• WHAT TO DO: The records below should be written out again, exactly.

>> begin GIVEN DATA

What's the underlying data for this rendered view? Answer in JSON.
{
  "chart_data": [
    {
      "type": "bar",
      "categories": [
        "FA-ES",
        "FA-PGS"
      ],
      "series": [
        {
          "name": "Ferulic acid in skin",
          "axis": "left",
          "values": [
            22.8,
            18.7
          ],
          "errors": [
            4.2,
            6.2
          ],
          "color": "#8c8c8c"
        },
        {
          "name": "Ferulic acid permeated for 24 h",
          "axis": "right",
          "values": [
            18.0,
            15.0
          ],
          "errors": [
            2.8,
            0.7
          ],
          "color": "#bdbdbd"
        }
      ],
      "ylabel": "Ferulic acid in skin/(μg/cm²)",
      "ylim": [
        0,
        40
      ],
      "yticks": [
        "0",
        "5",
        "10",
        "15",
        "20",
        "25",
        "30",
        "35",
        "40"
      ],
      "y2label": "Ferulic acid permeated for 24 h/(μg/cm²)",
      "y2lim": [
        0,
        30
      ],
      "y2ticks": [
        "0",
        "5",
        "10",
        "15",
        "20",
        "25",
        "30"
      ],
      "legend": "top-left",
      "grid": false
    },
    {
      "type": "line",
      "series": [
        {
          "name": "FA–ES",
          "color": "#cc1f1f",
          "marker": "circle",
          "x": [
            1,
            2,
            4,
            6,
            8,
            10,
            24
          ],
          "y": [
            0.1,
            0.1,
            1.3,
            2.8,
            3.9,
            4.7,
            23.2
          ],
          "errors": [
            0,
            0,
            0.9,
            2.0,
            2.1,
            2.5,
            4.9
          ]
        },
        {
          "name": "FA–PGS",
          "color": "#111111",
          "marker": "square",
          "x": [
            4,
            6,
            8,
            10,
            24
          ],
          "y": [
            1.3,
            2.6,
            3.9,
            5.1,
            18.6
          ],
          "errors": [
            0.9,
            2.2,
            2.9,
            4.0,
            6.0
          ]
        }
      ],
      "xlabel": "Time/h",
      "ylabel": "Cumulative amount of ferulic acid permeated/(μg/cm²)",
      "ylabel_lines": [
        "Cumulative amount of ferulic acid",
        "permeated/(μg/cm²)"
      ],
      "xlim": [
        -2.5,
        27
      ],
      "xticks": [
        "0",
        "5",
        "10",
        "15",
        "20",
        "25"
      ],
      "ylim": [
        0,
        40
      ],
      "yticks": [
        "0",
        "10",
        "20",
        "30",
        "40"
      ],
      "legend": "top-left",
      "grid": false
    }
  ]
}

>> end GIVEN DATA

• RESPONSE FOR THIS EXERCISE:
What's the underlying data for this rendered view? Answer in JSON.
{
  "chart_data": [
    {
      "type": "bar",
      "categories": [
        "FA-ES",
        "FA-PGS"
      ],
      "series": [
        {
          "name": "Ferulic acid in skin",
          "axis": "left",
          "values": [
            22.8,
            18.7
          ],
          "errors": [
            4.2,
            6.2
          ],
          "color": "#8c8c8c"
        },
        {
          "name": "Ferulic acid permeated for 24 h",
          "axis": "right",
          "values": [
            18.0,
            15.0
          ],
          "errors": [
            2.8,
            0.7
          ],
          "color": "#bdbdbd"
        }
      ],
      "ylabel": "Ferulic acid in skin/(μg/cm²)",
      "ylim": [
        0,
        40
      ],
      "yticks": [
        "0",
        "5",
        "10",
        "15",
        "20",
        "25",
        "30",
        "35",
        "40"
      ],
      "y2label": "Ferulic acid permeated for 24 h/(μg/cm²)",
      "y2lim": [
        0,
        30
      ],
      "y2ticks": [
        "0",
        "5",
        "10",
        "15",
        "20",
        "25",
        "30"
      ],
      "legend": "top-left",
      "grid": false
    },
    {
      "type": "line",
      "series": [
        {
          "name": "FA–ES",
          "color": "#cc1f1f",
          "marker": "circle",
          "x": [
            1,
            2,
            4,
            6,
            8,
            10,
            24
          ],
          "y": [
            0.1,
            0.1,
            1.3,
            2.8,
            3.9,
            4.7,
            23.2
          ],
          "errors": [
            0,
            0,
            0.9,
            2.0,
            2.1,
            2.5,
            4.9
          ]
        },
        {
          "name": "FA–PGS",
          "color": "#111111",
          "marker": "square",
          "x": [
            4,
            6,
            8,
            10,
            24
          ],
          "y": [
            1.3,
            2.6,
            3.9,
            5.1,
            18.6
          ],
          "errors": [
            0.9,
            2.2,
            2.9,
            4.0,
            6.0
          ]
        }
      ],
      "xlabel": "Time/h",
      "ylabel": "Cumulative amount of ferulic acid permeated/(μg/cm²)",
      "ylabel_lines": [
        "Cumulative amount of ferulic acid",
        "permeated/(μg/cm²)"
      ],
      "xlim": [
        -2.5,
        27
      ],
      "xticks": [
        "0",
        "5",
        "10",
        "15",
        "20",
        "25"
      ],
      "ylim": [
        0,
        40
      ],
      "yticks": [
        "0",
        "10",
        "20",
        "30",
        "40"
      ],
      "legend": "top-left",
      "grid": false
    }
  ]
}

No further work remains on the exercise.